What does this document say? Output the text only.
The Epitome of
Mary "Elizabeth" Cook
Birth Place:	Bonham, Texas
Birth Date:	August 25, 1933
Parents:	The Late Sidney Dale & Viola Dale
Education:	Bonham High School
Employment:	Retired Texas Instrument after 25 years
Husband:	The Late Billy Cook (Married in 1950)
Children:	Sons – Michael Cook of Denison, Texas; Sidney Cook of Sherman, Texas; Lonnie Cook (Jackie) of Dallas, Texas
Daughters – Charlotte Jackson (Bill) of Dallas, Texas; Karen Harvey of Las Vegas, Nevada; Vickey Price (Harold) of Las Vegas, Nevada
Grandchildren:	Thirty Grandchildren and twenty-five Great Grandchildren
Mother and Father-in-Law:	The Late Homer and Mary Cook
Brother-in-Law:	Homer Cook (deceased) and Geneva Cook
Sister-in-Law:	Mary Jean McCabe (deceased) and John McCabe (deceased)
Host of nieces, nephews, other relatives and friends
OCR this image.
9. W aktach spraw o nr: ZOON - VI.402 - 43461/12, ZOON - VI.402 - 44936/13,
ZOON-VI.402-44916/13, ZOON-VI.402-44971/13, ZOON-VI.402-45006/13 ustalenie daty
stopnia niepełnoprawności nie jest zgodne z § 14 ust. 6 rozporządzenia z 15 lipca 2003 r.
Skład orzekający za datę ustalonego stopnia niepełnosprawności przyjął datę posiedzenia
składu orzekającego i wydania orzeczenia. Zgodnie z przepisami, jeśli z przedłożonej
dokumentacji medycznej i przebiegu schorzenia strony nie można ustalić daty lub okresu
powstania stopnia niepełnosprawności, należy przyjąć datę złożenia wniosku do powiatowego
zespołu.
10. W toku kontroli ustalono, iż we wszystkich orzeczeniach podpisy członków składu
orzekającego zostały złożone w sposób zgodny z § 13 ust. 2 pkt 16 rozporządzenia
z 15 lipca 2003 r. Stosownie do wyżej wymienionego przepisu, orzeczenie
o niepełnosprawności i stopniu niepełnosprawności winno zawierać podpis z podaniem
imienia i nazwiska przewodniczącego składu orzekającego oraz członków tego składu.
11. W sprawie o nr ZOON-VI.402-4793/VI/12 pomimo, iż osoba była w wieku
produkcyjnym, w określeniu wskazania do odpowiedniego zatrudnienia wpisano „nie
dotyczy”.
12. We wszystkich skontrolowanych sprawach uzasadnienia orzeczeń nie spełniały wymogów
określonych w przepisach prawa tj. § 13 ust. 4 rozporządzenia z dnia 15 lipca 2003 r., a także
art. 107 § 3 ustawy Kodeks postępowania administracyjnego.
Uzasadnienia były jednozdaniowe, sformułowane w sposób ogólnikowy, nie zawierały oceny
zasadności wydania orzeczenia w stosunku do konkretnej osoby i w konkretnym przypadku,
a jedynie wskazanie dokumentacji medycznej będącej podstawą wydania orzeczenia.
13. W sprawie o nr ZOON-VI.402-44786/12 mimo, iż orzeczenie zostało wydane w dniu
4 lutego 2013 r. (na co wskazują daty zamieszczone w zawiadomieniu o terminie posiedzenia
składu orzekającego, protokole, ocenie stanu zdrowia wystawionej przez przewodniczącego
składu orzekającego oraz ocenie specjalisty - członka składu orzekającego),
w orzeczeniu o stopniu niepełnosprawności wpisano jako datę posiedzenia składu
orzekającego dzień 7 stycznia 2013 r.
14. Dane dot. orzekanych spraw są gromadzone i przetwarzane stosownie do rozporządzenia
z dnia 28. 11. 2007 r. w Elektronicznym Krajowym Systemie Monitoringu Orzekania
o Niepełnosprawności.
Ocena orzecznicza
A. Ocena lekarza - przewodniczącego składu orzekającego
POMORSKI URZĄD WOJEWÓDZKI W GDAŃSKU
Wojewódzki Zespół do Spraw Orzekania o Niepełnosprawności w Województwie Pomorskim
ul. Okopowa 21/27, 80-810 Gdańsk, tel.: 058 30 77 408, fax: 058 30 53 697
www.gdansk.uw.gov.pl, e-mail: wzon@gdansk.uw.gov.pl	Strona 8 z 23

- [Prompt]
Copy out the whole listing exactly.

- [Task output]
What does this document say? Output the text only.
The Epitome of
Mary "Elizabeth" Cook
Birth Place:	Bonham, Texas
Birth Date:	August 25, 1933
Parents:	The Late Sidney Dale & Viola Dale
Education:	Bonham High School
Employment:	Retired Texas Instrument after 25 years
Husband:	The Late Billy Cook (Married in 1950)
Children:	Sons – Michael Cook of Denison, Texas; Sidney Cook of Sherman, Texas; Lonnie Cook (Jackie) of Dallas, Texas
Daughters – Charlotte Jackson (Bill) of Dallas, Texas; Karen Harvey of Las Vegas, Nevada; Vickey Price (Harold) of Las Vegas, Nevada
Grandchildren:	Thirty Grandchildren and twenty-five Great Grandchildren
Mother and Father-in-Law:	The Late Homer and Mary Cook
Brother-in-Law:	Homer Cook (deceased) and Geneva Cook
Sister-in-Law:	Mary Jean McCabe (deceased) and John McCabe (deceased)
Host of nieces, nephews, other relatives and friends
OCR this image.
9. W aktach spraw o nr: ZOON - VI.402 - 43461/12, ZOON - VI.402 - 44936/13,
ZOON-VI.402-44916/13, ZOON-VI.402-44971/13, ZOON-VI.402-45006/13 ustalenie daty
stopnia niepełnoprawności nie jest zgodne z § 14 ust. 6 rozporządzenia z 15 lipca 2003 r.
Skład orzekający za datę ustalonego stopnia niepełnosprawności przyjął datę posiedzenia
składu orzekającego i wydania orzeczenia. Zgodnie z przepisami, jeśli z przedłożonej
dokumentacji medycznej i przebiegu schorzenia strony nie można ustalić daty lub okresu
powstania stopnia niepełnosprawności, należy przyjąć datę złożenia wniosku do powiatowego
zespołu.
10. W toku kontroli ustalono, iż we wszystkich orzeczeniach podpisy członków składu
orzekającego zostały złożone w sposób zgodny z § 13 ust. 2 pkt 16 rozporządzenia
z 15 lipca 2003 r. Stosownie do wyżej wymienionego przepisu, orzeczenie
o niepełnosprawności i stopniu niepełnosprawności winno zawierać podpis z podaniem
imienia i nazwiska przewodniczącego składu orzekającego oraz członków tego składu.
11. W sprawie o nr ZOON-VI.402-4793/VI/12 pomimo, iż osoba była w wieku
produkcyjnym, w określeniu wskazania do odpowiedniego zatrudnienia wpisano „nie
dotyczy”.
12. We wszystkich skontrolowanych sprawach uzasadnienia orzeczeń nie spełniały wymogów
określonych w przepisach prawa tj. § 13 ust. 4 rozporządzenia z dnia 15 lipca 2003 r., a także
art. 107 § 3 ustawy Kodeks postępowania administracyjnego.
Uzasadnienia były jednozdaniowe, sformułowane w sposób ogólnikowy, nie zawierały oceny
zasadności wydania orzeczenia w stosunku do konkretnej osoby i w konkretnym przypadku,
a jedynie wskazanie dokumentacji medycznej będącej podstawą wydania orzeczenia.
13. W sprawie o nr ZOON-VI.402-44786/12 mimo, iż orzeczenie zostało wydane w dniu
4 lutego 2013 r. (na co wskazują daty zamieszczone w zawiadomieniu o terminie posiedzenia
składu orzekającego, protokole, ocenie stanu zdrowia wystawionej przez przewodniczącego
składu orzekającego oraz ocenie specjalisty - członka składu orzekającego),
w orzeczeniu o stopniu niepełnosprawności wpisano jako datę posiedzenia składu
orzekającego dzień 7 stycznia 2013 r.
14. Dane dot. orzekanych spraw są gromadzone i przetwarzane stosownie do rozporządzenia
z dnia 28. 11. 2007 r. w Elektronicznym Krajowym Systemie Monitoringu Orzekania
o Niepełnosprawności.
Ocena orzecznicza
A. Ocena lekarza - przewodniczącego składu orzekającego
POMORSKI URZĄD WOJEWÓDZKI W GDAŃSKU
Wojewódzki Zespół do Spraw Orzekania o Niepełnosprawności w Województwie Pomorskim
ul. Okopowa 21/27, 80-810 Gdańsk, tel.: 058 30 77 408, fax: 058 30 53 697
www.gdansk.uw.gov.pl, e-mail: wzon@gdansk.uw.gov.pl	Strona 8 z 23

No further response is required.